[START PROVIDED DATA]

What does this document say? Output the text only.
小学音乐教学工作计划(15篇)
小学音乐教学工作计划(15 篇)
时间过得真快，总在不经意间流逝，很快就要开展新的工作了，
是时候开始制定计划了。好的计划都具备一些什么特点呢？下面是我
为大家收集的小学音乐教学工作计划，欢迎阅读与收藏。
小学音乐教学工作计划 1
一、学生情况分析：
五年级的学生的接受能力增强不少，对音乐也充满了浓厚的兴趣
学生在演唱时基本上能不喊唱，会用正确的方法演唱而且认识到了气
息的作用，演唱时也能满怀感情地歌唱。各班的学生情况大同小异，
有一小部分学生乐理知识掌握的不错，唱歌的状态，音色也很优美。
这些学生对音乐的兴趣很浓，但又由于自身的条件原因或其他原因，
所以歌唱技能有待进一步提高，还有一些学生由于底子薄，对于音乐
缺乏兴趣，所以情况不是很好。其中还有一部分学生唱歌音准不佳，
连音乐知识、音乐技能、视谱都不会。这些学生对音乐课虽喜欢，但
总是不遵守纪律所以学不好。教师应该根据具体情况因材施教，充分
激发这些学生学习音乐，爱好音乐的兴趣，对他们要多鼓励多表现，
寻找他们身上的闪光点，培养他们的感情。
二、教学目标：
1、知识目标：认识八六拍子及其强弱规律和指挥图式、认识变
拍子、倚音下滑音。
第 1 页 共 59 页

[END PROVIDED DATA]

* TASK OBJECTIVE: Your task is to repeat the data exactly; please include every line.

* COMPLETE OUTPUT:
What does this document say? Output the text only.
小学音乐教学工作计划(15篇)
小学音乐教学工作计划(15 篇)
时间过得真快，总在不经意间流逝，很快就要开展新的工作了，
是时候开始制定计划了。好的计划都具备一些什么特点呢？下面是我
为大家收集的小学音乐教学工作计划，欢迎阅读与收藏。
小学音乐教学工作计划 1
一、学生情况分析：
五年级的学生的接受能力增强不少，对音乐也充满了浓厚的兴趣
学生在演唱时基本上能不喊唱，会用正确的方法演唱而且认识到了气
息的作用，演唱时也能满怀感情地歌唱。各班的学生情况大同小异，
有一小部分学生乐理知识掌握的不错，唱歌的状态，音色也很优美。
这些学生对音乐的兴趣很浓，但又由于自身的条件原因或其他原因，
所以歌唱技能有待进一步提高，还有一些学生由于底子薄，对于音乐
缺乏兴趣，所以情况不是很好。其中还有一部分学生唱歌音准不佳，
连音乐知识、音乐技能、视谱都不会。这些学生对音乐课虽喜欢，但
总是不遵守纪律所以学不好。教师应该根据具体情况因材施教，充分
激发这些学生学习音乐，爱好音乐的兴趣，对他们要多鼓励多表现，
寻找他们身上的闪光点，培养他们的感情。
二、教学目标：
1、知识目标：认识八六拍子及其强弱规律和指挥图式、认识变
拍子、倚音下滑音。
第 1 页 共 59 页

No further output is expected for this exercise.